## Data excerpts
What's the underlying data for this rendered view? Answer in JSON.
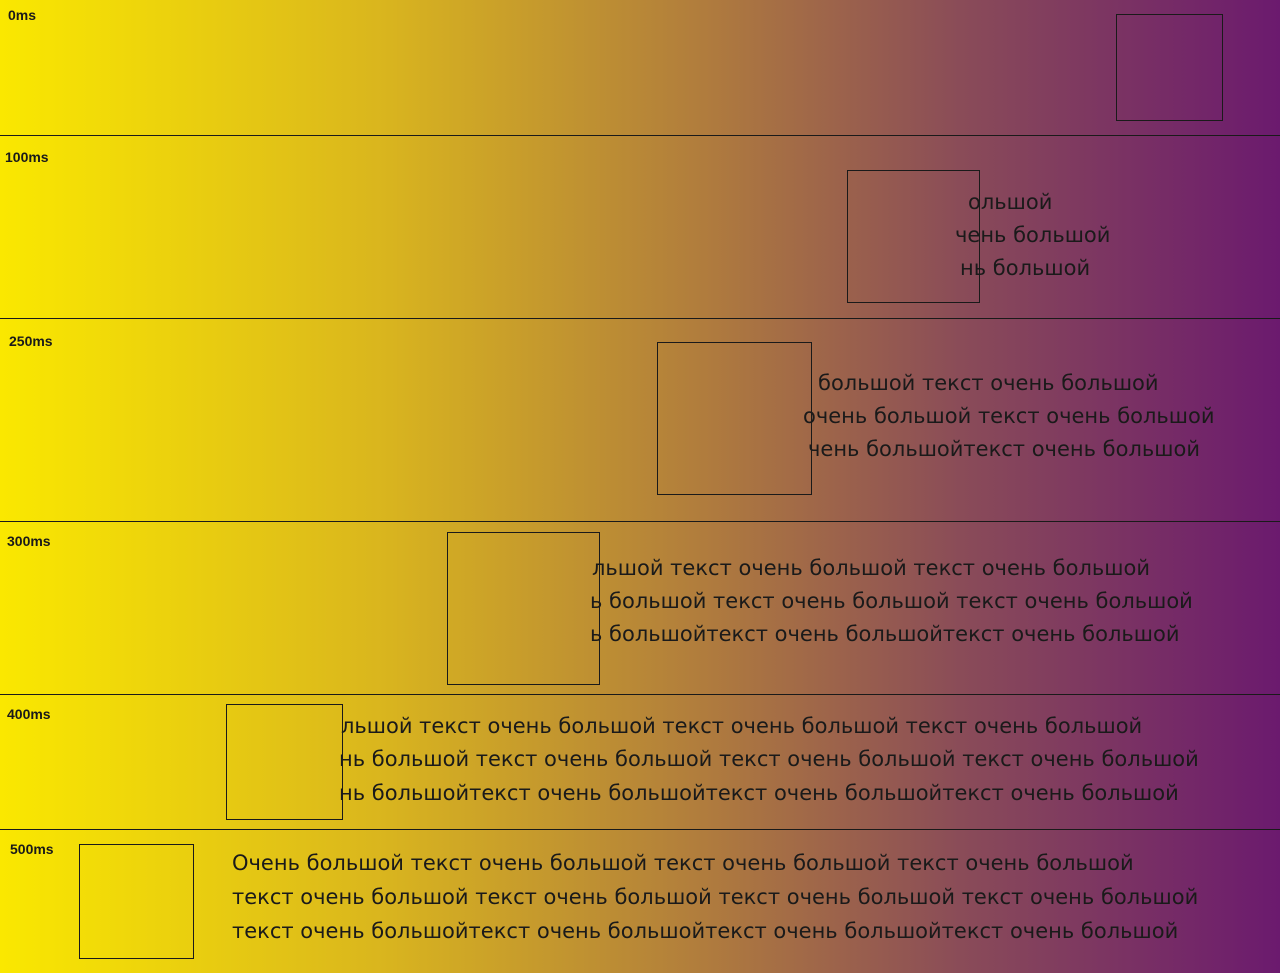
{
  "frames": [
    {
      "label": "0ms",
      "lines": [
        "",
        "",
        ""
      ]
    },
    {
      "label": "100ms",
      "lines": [
        "ольшой",
        "чень большой",
        "нь большой"
      ]
    },
    {
      "label": "250ms",
      "lines": [
        "большой текст очень большой",
        "очень большой текст очень большой",
        "чень большойтекст очень большой"
      ]
    },
    {
      "label": "300ms",
      "lines": [
        "льшой текст очень большой текст очень большой",
        "ь большой текст очень большой текст очень большой",
        "ь большойтекст очень большойтекст очень большой"
      ]
    },
    {
      "label": "400ms",
      "lines": [
        "льшой текст очень большой текст очень большой текст очень большой",
        "нь большой текст очень большой текст очень большой текст очень большой",
        "нь большойтекст очень большойтекст очень большойтекст очень большой"
      ]
    },
    {
      "label": "500ms",
      "lines": [
        "Очень большой текст очень большой текст очень большой текст очень большой",
        "текст очень большой текст очень большой текст очень большой текст очень большой",
        "текст очень большойтекст очень большойтекст очень большойтекст очень большой"
      ]
    }
  ],
  "colors": {
    "gradient_start": "#fae800",
    "gradient_end": "#6b1a6e",
    "ink": "#1a1a1a"
  }
}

## Problem statement
Make an exact copy of the records shown above, without the pictures.

## Exercise solution
What's the underlying data for this rendered view? Answer in JSON.
{
  "frames": [
    {
      "label": "0ms",
      "lines": [
        "",
        "",
        ""
      ]
    },
    {
      "label": "100ms",
      "lines": [
        "ольшой",
        "чень большой",
        "нь большой"
      ]
    },
    {
      "label": "250ms",
      "lines": [
        "большой текст очень большой",
        "очень большой текст очень большой",
        "чень большойтекст очень большой"
      ]
    },
    {
      "label": "300ms",
      "lines": [
        "льшой текст очень большой текст очень большой",
        "ь большой текст очень большой текст очень большой",
        "ь большойтекст очень большойтекст очень большой"
      ]
    },
    {
      "label": "400ms",
      "lines": [
        "льшой текст очень большой текст очень большой текст очень большой",
        "нь большой текст очень большой текст очень большой текст очень большой",
        "нь большойтекст очень большойтекст очень большойтекст очень большой"
      ]
    },
    {
      "label": "500ms",
      "lines": [
        "Очень большой текст очень большой текст очень большой текст очень большой",
        "текст очень большой текст очень большой текст очень большой текст очень большой",
        "текст очень большойтекст очень большойтекст очень большойтекст очень большой"
      ]
    }
  ],
  "colors": {
    "gradient_start": "#fae800",
    "gradient_end": "#6b1a6e",
    "ink": "#1a1a1a"
  }
}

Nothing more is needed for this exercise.